__Data rows__.
* start *
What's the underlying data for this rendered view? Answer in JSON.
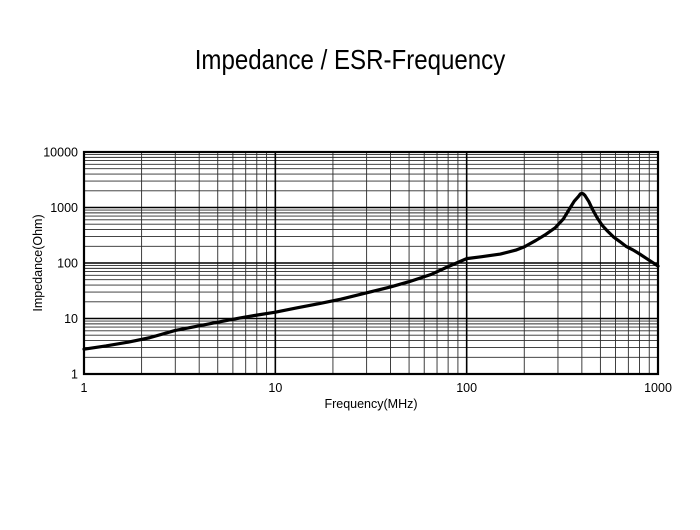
{
  "title": "Impedance / ESR-Frequency",
  "chart_data": {
    "type": "line",
    "title": "Impedance / ESR-Frequency",
    "xlabel": "Frequency(MHz)",
    "ylabel": "Impedance(Ohm)",
    "x_scale": "log",
    "y_scale": "log",
    "xlim": [
      1,
      1000
    ],
    "ylim": [
      1,
      10000
    ],
    "x_ticks": [
      "1",
      "10",
      "100",
      "1000"
    ],
    "y_ticks": [
      "1",
      "10",
      "100",
      "1000",
      "10000"
    ],
    "grid": {
      "major": true,
      "minor": true
    },
    "legend": "none",
    "colors": {
      "curve": "#000000",
      "grid_major": "#000000",
      "grid_minor": "#2b2b2b",
      "background": "#ffffff",
      "text": "#000000"
    },
    "series": [
      {
        "name": "Impedance",
        "x": [
          1,
          1.3,
          1.7,
          2.2,
          3,
          4,
          5,
          6.5,
          8,
          10,
          13,
          17,
          22,
          30,
          40,
          50,
          65,
          80,
          100,
          120,
          150,
          180,
          200,
          230,
          260,
          290,
          320,
          345,
          365,
          385,
          393,
          400,
          407,
          415,
          435,
          455,
          480,
          510,
          545,
          585,
          630,
          680,
          740,
          800,
          870,
          930,
          1000
        ],
        "y": [
          2.8,
          3.2,
          3.75,
          4.5,
          6.1,
          7.4,
          8.6,
          10.2,
          11.5,
          13,
          15.6,
          18.6,
          22.3,
          29,
          37,
          46,
          62,
          86,
          120,
          130,
          145,
          170,
          195,
          255,
          330,
          430,
          620,
          950,
          1300,
          1600,
          1760,
          1800,
          1760,
          1650,
          1280,
          920,
          660,
          480,
          375,
          295,
          245,
          200,
          172,
          146,
          121,
          104,
          88
        ]
      }
    ]
  }
}
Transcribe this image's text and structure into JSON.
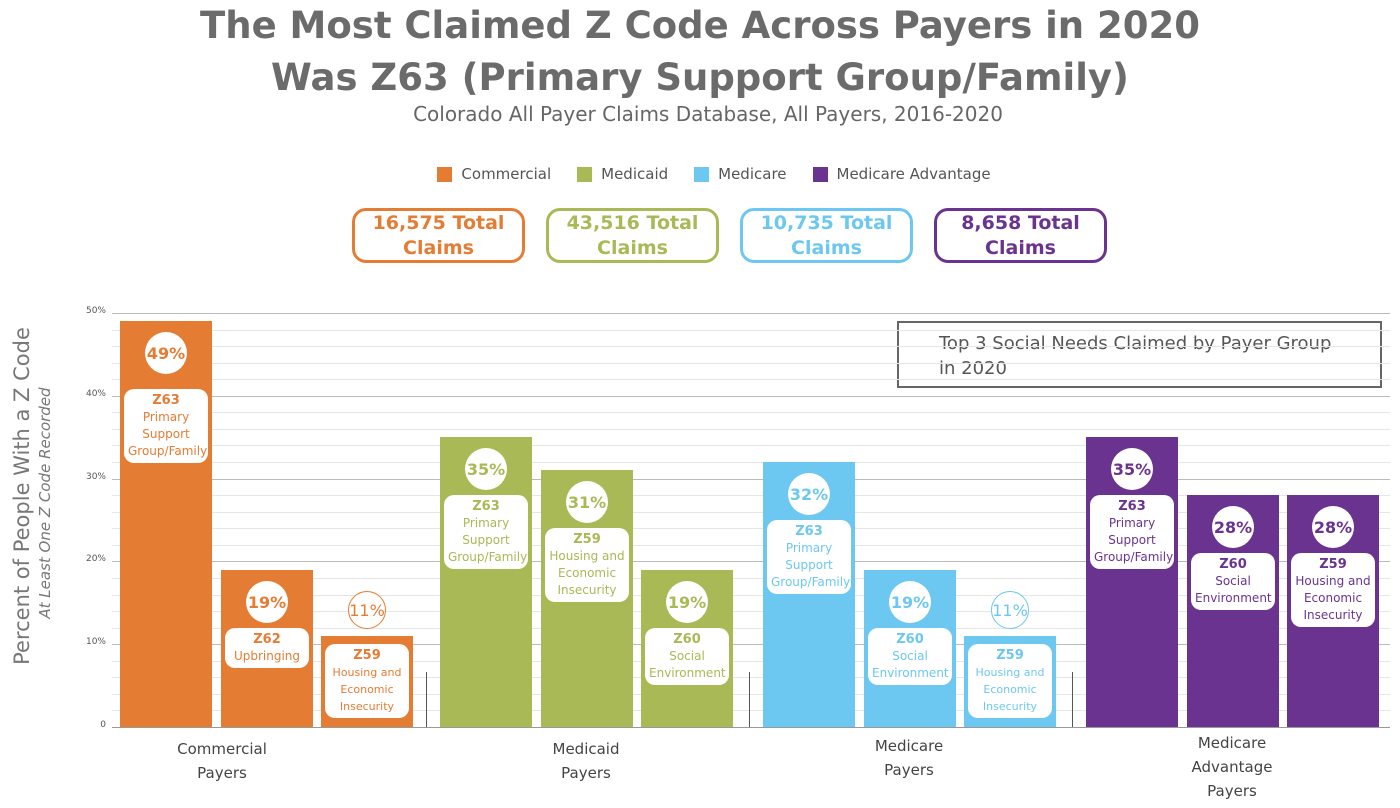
{
  "title": "The Most Claimed Z Code Across Payers in 2020 Was Z63 (Primary Support Group/Family)",
  "subtitle": "Colorado All Payer Claims Database,  All Payers, 2016-2020",
  "colors": {
    "commercial": "#e57c33",
    "medicaid": "#a9b955",
    "medicare": "#6cc8f0",
    "medicare_advantage": "#6a3390"
  },
  "legend": [
    {
      "label": "Commercial",
      "color": "#e57c33"
    },
    {
      "label": "Medicaid",
      "color": "#a9b955"
    },
    {
      "label": "Medicare",
      "color": "#6cc8f0"
    },
    {
      "label": "Medicare  Advantage",
      "color": "#6a3390"
    }
  ],
  "totals": [
    {
      "text": "16,575 Total Claims",
      "color": "#e57c33"
    },
    {
      "text": "43,516 Total Claims",
      "color": "#a9b955"
    },
    {
      "text": "10,735 Total Claims",
      "color": "#6cc8f0"
    },
    {
      "text": "8,658 Total Claims",
      "color": "#6a3390"
    }
  ],
  "annotation": "Top 3 Social Needs Claimed by Payer Group in 2020",
  "chart_data": {
    "type": "bar",
    "ylabel": "Percent of People With a Z Code",
    "ylabel_sub": "At Least One Z Code Recorded",
    "ylim": [
      0,
      50
    ],
    "yticks": [
      "0",
      "10%",
      "20%",
      "30%",
      "40%",
      "50%"
    ],
    "grid": true,
    "groups": [
      {
        "name": "Commercial",
        "label_lines": [
          "Commercial",
          "Payers"
        ],
        "color": "#e57c33",
        "bars": [
          {
            "value": 49,
            "pct": "49%",
            "code": "Z63",
            "desc": "Primary Support Group/Family"
          },
          {
            "value": 19,
            "pct": "19%",
            "code": "Z62",
            "desc": "Upbringing"
          },
          {
            "value": 11,
            "pct": "11%",
            "code": "Z59",
            "desc": "Housing and Economic Insecurity"
          }
        ]
      },
      {
        "name": "Medicaid",
        "label_lines": [
          "Medicaid",
          "Payers"
        ],
        "color": "#a9b955",
        "bars": [
          {
            "value": 35,
            "pct": "35%",
            "code": "Z63",
            "desc": "Primary Support Group/Family"
          },
          {
            "value": 31,
            "pct": "31%",
            "code": "Z59",
            "desc": "Housing and Economic Insecurity"
          },
          {
            "value": 19,
            "pct": "19%",
            "code": "Z60",
            "desc": "Social Environment"
          }
        ]
      },
      {
        "name": "Medicare",
        "label_lines": [
          "Medicare",
          "Payers"
        ],
        "color": "#6cc8f0",
        "bars": [
          {
            "value": 32,
            "pct": "32%",
            "code": "Z63",
            "desc": "Primary Support Group/Family"
          },
          {
            "value": 19,
            "pct": "19%",
            "code": "Z60",
            "desc": "Social Environment"
          },
          {
            "value": 11,
            "pct": "11%",
            "code": "Z59",
            "desc": "Housing and Economic Insecurity"
          }
        ]
      },
      {
        "name": "Medicare Advantage",
        "label_lines": [
          "Medicare",
          "Advantage",
          "Payers"
        ],
        "color": "#6a3390",
        "bars": [
          {
            "value": 35,
            "pct": "35%",
            "code": "Z63",
            "desc": "Primary Support Group/Family"
          },
          {
            "value": 28,
            "pct": "28%",
            "code": "Z60",
            "desc": "Social Environment"
          },
          {
            "value": 28,
            "pct": "28%",
            "code": "Z59",
            "desc": "Housing and Economic Insecurity"
          }
        ]
      }
    ]
  }
}
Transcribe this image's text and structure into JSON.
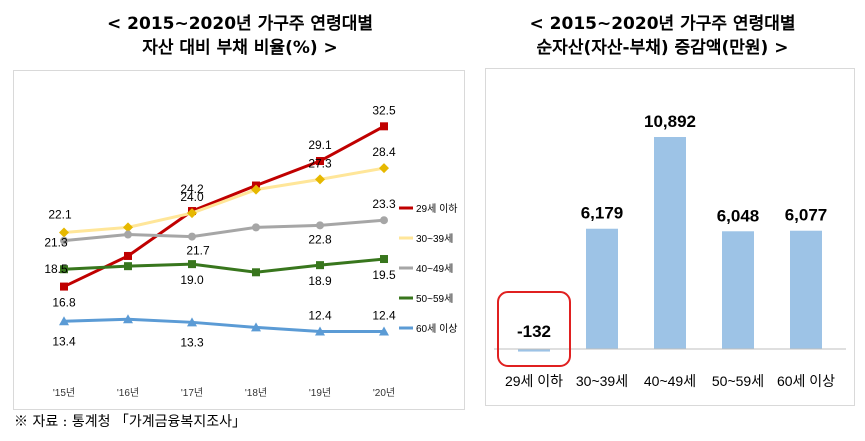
{
  "left_title": {
    "line1": "< 2015~2020년 가구주 연령대별",
    "line2": "자산 대비 부채 비율(%) >"
  },
  "right_title": {
    "line1": "< 2015~2020년 가구주 연령대별",
    "line2": "순자산(자산-부채) 증감액(만원) >"
  },
  "footnote": "※ 자료 : 통계청 「가계금융복지조사」",
  "chart_data": [
    {
      "type": "line",
      "title": "2015~2020년 가구주 연령대별 자산 대비 부채 비율(%)",
      "x": [
        "'15년",
        "'16년",
        "'17년",
        "'18년",
        "'19년",
        "'20년"
      ],
      "ylim": [
        10,
        34
      ],
      "grid": false,
      "legend": "right",
      "series": [
        {
          "name": "29세 이하",
          "color": "#c00000",
          "marker": "square",
          "values": [
            16.8,
            19.8,
            24.2,
            26.7,
            29.1,
            32.5
          ],
          "labels": [
            "16.8",
            null,
            "24.2",
            null,
            "29.1",
            "32.5"
          ]
        },
        {
          "name": "30~39세",
          "color": "#ffe699",
          "marker": "diamond",
          "values": [
            22.1,
            22.6,
            24.0,
            26.3,
            27.3,
            28.4
          ],
          "labels": [
            "22.1",
            null,
            "24.0",
            null,
            "27.3",
            "28.4"
          ]
        },
        {
          "name": "40~49세",
          "color": "#a6a6a6",
          "marker": "circle",
          "values": [
            21.3,
            21.9,
            21.7,
            22.6,
            22.8,
            23.3
          ],
          "labels": [
            "21.3",
            null,
            "21.7",
            null,
            "22.8",
            "23.3"
          ]
        },
        {
          "name": "50~59세",
          "color": "#38761d",
          "marker": "square",
          "values": [
            18.5,
            18.8,
            19.0,
            18.2,
            18.9,
            19.5
          ],
          "labels": [
            "18.5",
            null,
            "19.0",
            null,
            "18.9",
            "19.5"
          ]
        },
        {
          "name": "60세 이상",
          "color": "#5b9bd5",
          "marker": "triangle",
          "values": [
            13.4,
            13.6,
            13.3,
            12.8,
            12.4,
            12.4
          ],
          "labels": [
            "13.4",
            null,
            "13.3",
            null,
            "12.4",
            "12.4"
          ]
        }
      ]
    },
    {
      "type": "bar",
      "title": "2015~2020년 가구주 연령대별 순자산(자산-부채) 증감액(만원)",
      "categories": [
        "29세 이하",
        "30~39세",
        "40~49세",
        "50~59세",
        "60세 이상"
      ],
      "values": [
        -132,
        6179,
        10892,
        6048,
        6077
      ],
      "value_labels": [
        "-132",
        "6,179",
        "10,892",
        "6,048",
        "6,077"
      ],
      "ylim": [
        -500,
        12000
      ],
      "color": "#9dc3e6",
      "highlight": {
        "category": "29세 이하",
        "color": "#e02020"
      }
    }
  ]
}
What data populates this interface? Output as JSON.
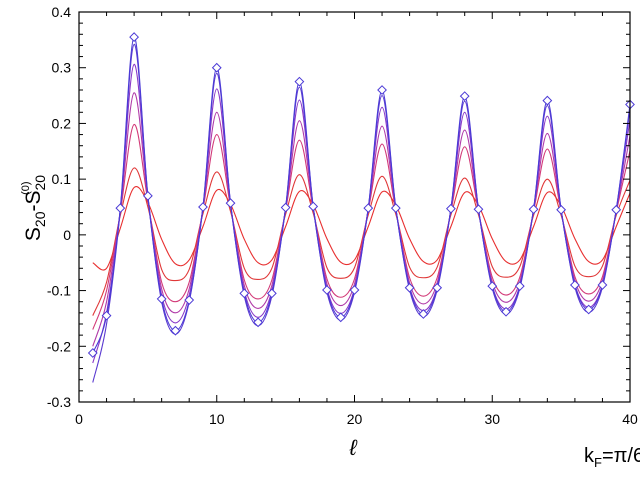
{
  "chart_data": {
    "type": "line",
    "xlabel": "ℓ",
    "ylabel": {
      "main": "S",
      "sub1": "20",
      "mid": "-S",
      "sub2": "20",
      "sup2": "(0)"
    },
    "annotation": {
      "main": "k",
      "sub": "F",
      "rest": "=π/6"
    },
    "xlim": [
      0,
      40
    ],
    "ylim": [
      -0.3,
      0.4
    ],
    "xticks": [
      0,
      10,
      20,
      30,
      40
    ],
    "yticks": [
      -0.3,
      -0.2,
      -0.1,
      0,
      0.1,
      0.2,
      0.3,
      0.4
    ],
    "ytick_labels": [
      "-0.3",
      "-0.2",
      "-0.1",
      "0",
      "0.1",
      "0.2",
      "0.3",
      "0.4"
    ],
    "grid": false,
    "legend": "none",
    "x": [
      1,
      2,
      3,
      4,
      5,
      6,
      7,
      8,
      9,
      10,
      11,
      12,
      13,
      14,
      15,
      16,
      17,
      18,
      19,
      20,
      21,
      22,
      23,
      24,
      25,
      26,
      27,
      28,
      29,
      30,
      31,
      32,
      33,
      34,
      35,
      36,
      37,
      38,
      39,
      40
    ],
    "series": [
      {
        "color": "#4b3ad6",
        "markers": true,
        "values": [
          -0.212,
          -0.145,
          0.048,
          0.355,
          0.07,
          -0.115,
          -0.172,
          -0.117,
          0.05,
          0.3,
          0.057,
          -0.105,
          -0.157,
          -0.105,
          0.049,
          0.275,
          0.051,
          -0.099,
          -0.148,
          -0.099,
          0.048,
          0.26,
          0.048,
          -0.095,
          -0.142,
          -0.095,
          0.047,
          0.249,
          0.046,
          -0.092,
          -0.138,
          -0.092,
          0.046,
          0.241,
          0.045,
          -0.09,
          -0.134,
          -0.09,
          0.045,
          0.234
        ]
      },
      {
        "color": "#5a3ad0",
        "markers": false,
        "values": [
          -0.265,
          -0.16,
          0.045,
          0.342,
          0.07,
          -0.12,
          -0.178,
          -0.12,
          0.05,
          0.29,
          0.057,
          -0.11,
          -0.163,
          -0.11,
          0.049,
          0.265,
          0.051,
          -0.103,
          -0.153,
          -0.103,
          0.048,
          0.25,
          0.048,
          -0.099,
          -0.147,
          -0.099,
          0.047,
          0.24,
          0.046,
          -0.096,
          -0.142,
          -0.096,
          0.046,
          0.232,
          0.045,
          -0.094,
          -0.139,
          -0.094,
          0.045,
          0.226
        ]
      },
      {
        "color": "#8a3ac8",
        "markers": false,
        "values": [
          -0.23,
          -0.14,
          0.045,
          0.306,
          0.068,
          -0.108,
          -0.158,
          -0.108,
          0.049,
          0.262,
          0.055,
          -0.1,
          -0.148,
          -0.1,
          0.048,
          0.242,
          0.05,
          -0.096,
          -0.141,
          -0.096,
          0.047,
          0.229,
          0.047,
          -0.093,
          -0.136,
          -0.093,
          0.046,
          0.22,
          0.045,
          -0.091,
          -0.133,
          -0.091,
          0.045,
          0.213,
          0.044,
          -0.089,
          -0.13,
          -0.089,
          0.044,
          0.207
        ]
      },
      {
        "color": "#b03aa8",
        "markers": false,
        "values": [
          -0.2,
          -0.12,
          0.043,
          0.255,
          0.065,
          -0.097,
          -0.14,
          -0.097,
          0.048,
          0.22,
          0.053,
          -0.091,
          -0.132,
          -0.091,
          0.047,
          0.205,
          0.049,
          -0.088,
          -0.127,
          -0.088,
          0.046,
          0.195,
          0.046,
          -0.086,
          -0.124,
          -0.086,
          0.045,
          0.188,
          0.044,
          -0.084,
          -0.121,
          -0.084,
          0.044,
          0.182,
          0.043,
          -0.082,
          -0.119,
          -0.082,
          0.043,
          0.178
        ]
      },
      {
        "color": "#d23a78",
        "markers": false,
        "values": [
          -0.17,
          -0.1,
          0.04,
          0.198,
          0.06,
          -0.085,
          -0.12,
          -0.085,
          0.045,
          0.18,
          0.05,
          -0.081,
          -0.115,
          -0.081,
          0.044,
          0.17,
          0.046,
          -0.079,
          -0.112,
          -0.079,
          0.043,
          0.163,
          0.043,
          -0.077,
          -0.11,
          -0.077,
          0.042,
          0.158,
          0.042,
          -0.076,
          -0.108,
          -0.076,
          0.042,
          0.154,
          0.041,
          -0.075,
          -0.106,
          -0.075,
          0.041,
          0.151
        ]
      },
      {
        "color": "#e03838",
        "markers": false,
        "values": [
          -0.145,
          -0.085,
          0.035,
          0.12,
          0.05,
          -0.062,
          -0.082,
          -0.062,
          0.038,
          0.113,
          0.042,
          -0.06,
          -0.08,
          -0.06,
          0.037,
          0.108,
          0.039,
          -0.059,
          -0.078,
          -0.059,
          0.036,
          0.105,
          0.037,
          -0.058,
          -0.077,
          -0.058,
          0.036,
          0.102,
          0.036,
          -0.057,
          -0.076,
          -0.057,
          0.035,
          0.1,
          0.035,
          -0.056,
          -0.075,
          -0.056,
          0.035,
          0.098
        ]
      },
      {
        "color": "#e83030",
        "markers": false,
        "values": [
          -0.05,
          -0.06,
          0.012,
          0.085,
          0.058,
          -0.008,
          -0.052,
          -0.045,
          0.015,
          0.08,
          0.055,
          -0.008,
          -0.05,
          -0.045,
          0.015,
          0.078,
          0.054,
          -0.007,
          -0.049,
          -0.045,
          0.015,
          0.077,
          0.053,
          -0.007,
          -0.048,
          -0.045,
          0.015,
          0.076,
          0.053,
          -0.007,
          -0.048,
          -0.045,
          0.015,
          0.076,
          0.052,
          -0.007,
          -0.048,
          -0.045,
          0.015,
          0.075
        ]
      }
    ]
  }
}
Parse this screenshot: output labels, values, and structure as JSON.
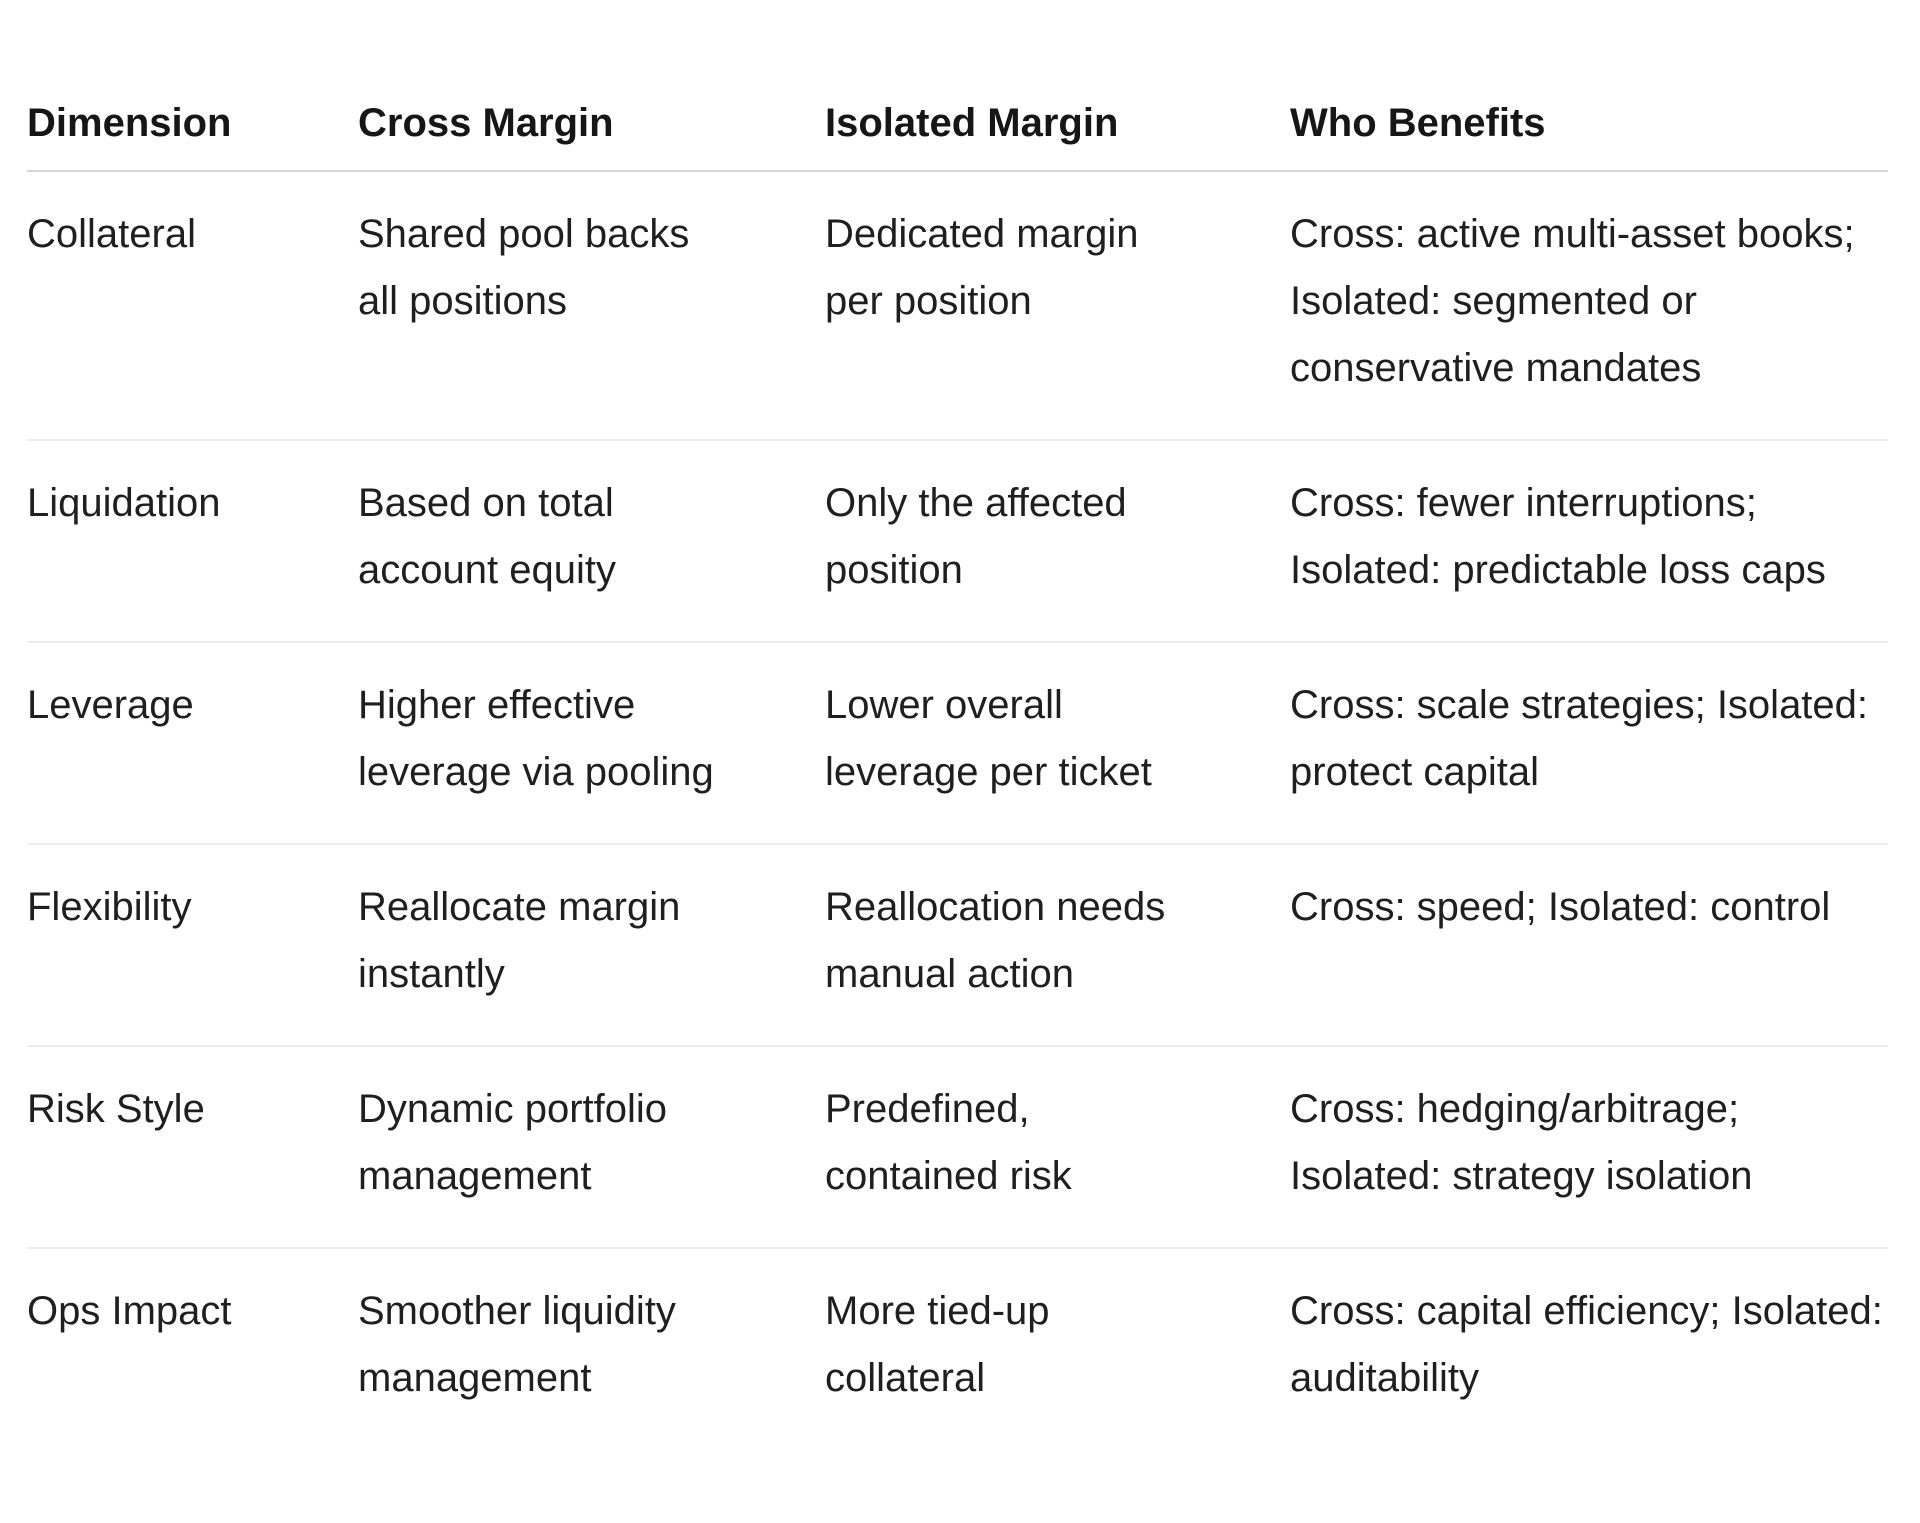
* end *
__Written problem__.
From the listing above, report the number of lines containing the string "name", without any accompanying remarks.

__The answer__.
10